§ Records:
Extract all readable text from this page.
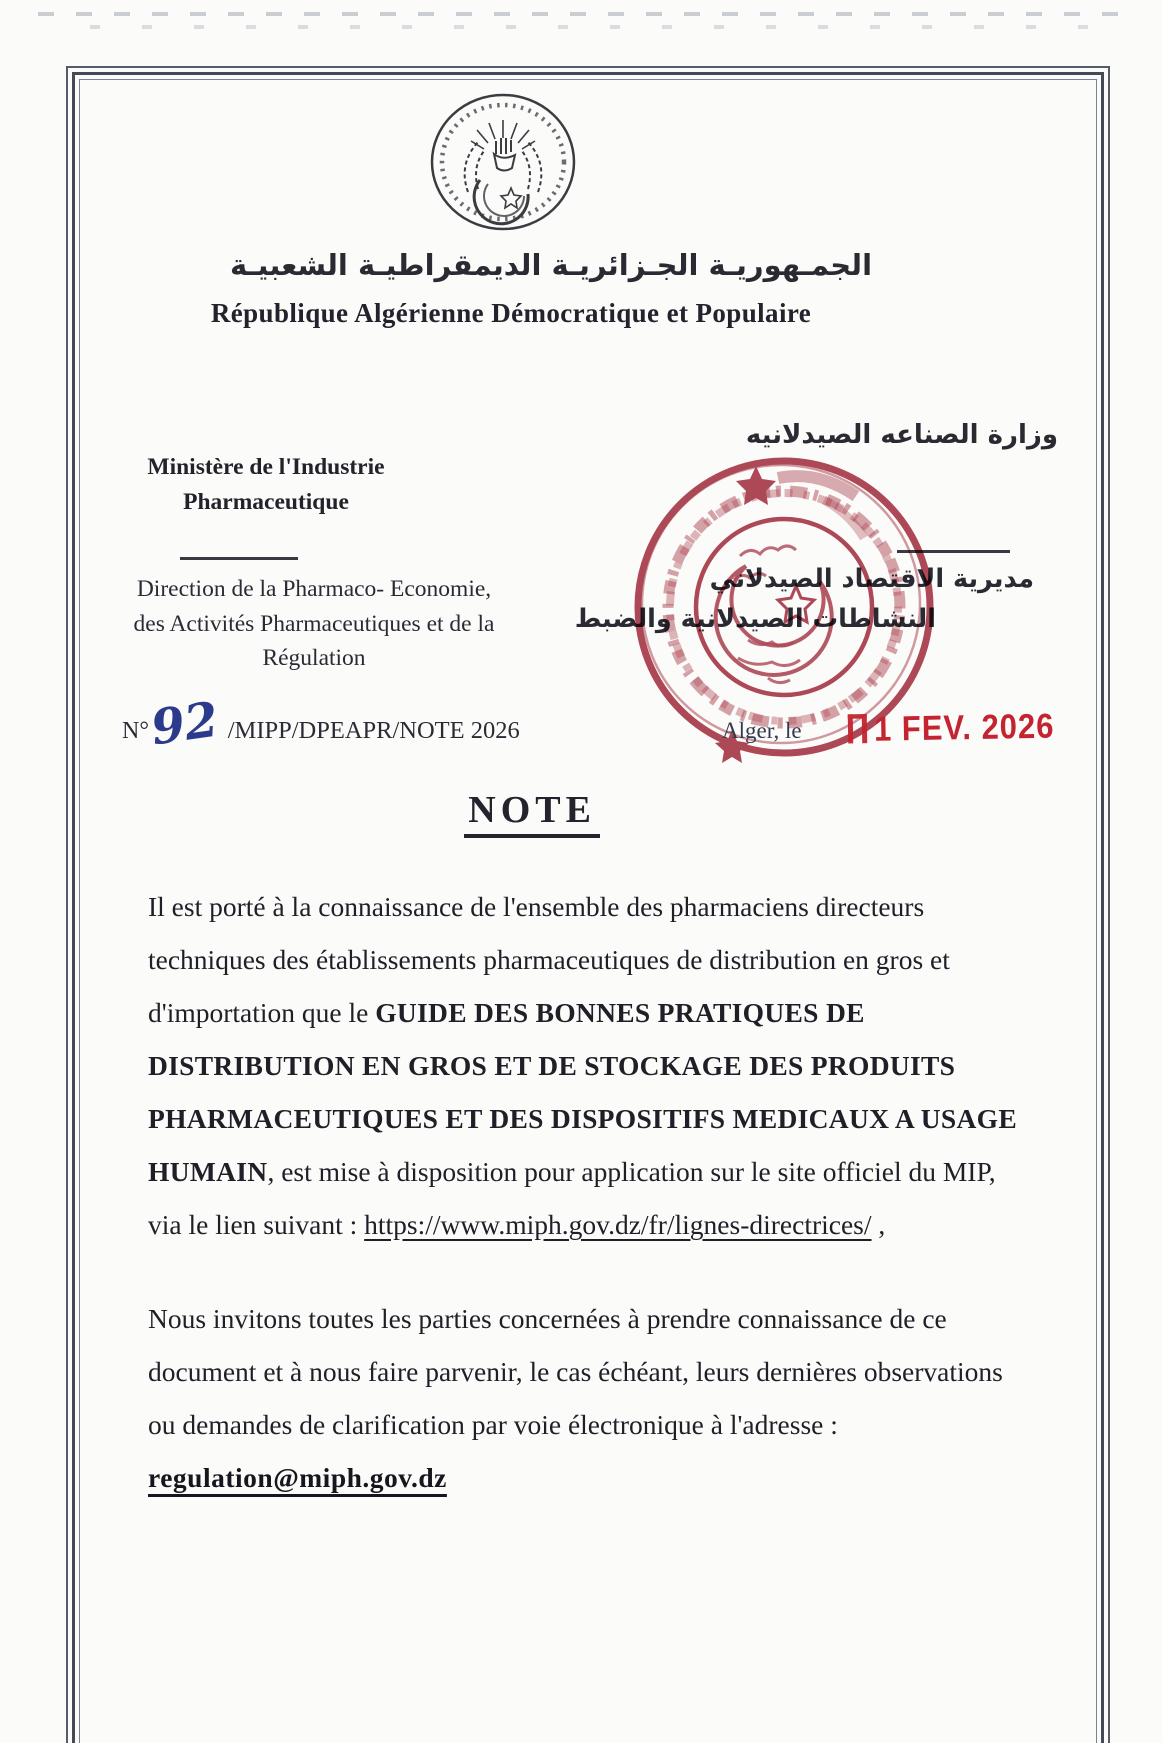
الجمـهوريـة الجـزائريـة الديمقراطيـة الشعبيـة
République Algérienne Démocratique et Populaire
Ministère de l'Industrie
Pharmaceutique
Direction de la Pharmaco- Economie,
des Activités Pharmaceutiques et de la
Régulation
N°92 /MIPP/DPEAPR/NOTE 2026
وزارة الصناعه الصيدلانيه
مديرية الاقتصاد الصيدلاني
النشاطات الصيدلانية والضبط
Alger, le	1 FEV. 2026
NOTE
Il est porté à la connaissance de l'ensemble des pharmaciens directeurs
techniques des établissements pharmaceutiques de distribution en gros et
d'importation que le GUIDE DES BONNES PRATIQUES DE
DISTRIBUTION EN GROS ET DE STOCKAGE DES PRODUITS
PHARMACEUTIQUES ET DES DISPOSITIFS MEDICAUX A USAGE
HUMAIN, est mise à disposition pour application sur le site officiel du MIP,
via le lien suivant : https://www.miph.gov.dz/fr/lignes-directrices/ ,
Nous invitons toutes les parties concernées à prendre connaissance de ce
document et à nous faire parvenir, le cas échéant, leurs dernières observations
ou demandes de clarification par voie électronique à l'adresse :
regulation@miph.gov.dz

§ The request: Find and copy each line above that includes the string "miph".

§ Exercise answer:
via le lien suivant : https://www.miph.gov.dz/fr/lignes-directrices/ ,
regulation@miph.gov.dz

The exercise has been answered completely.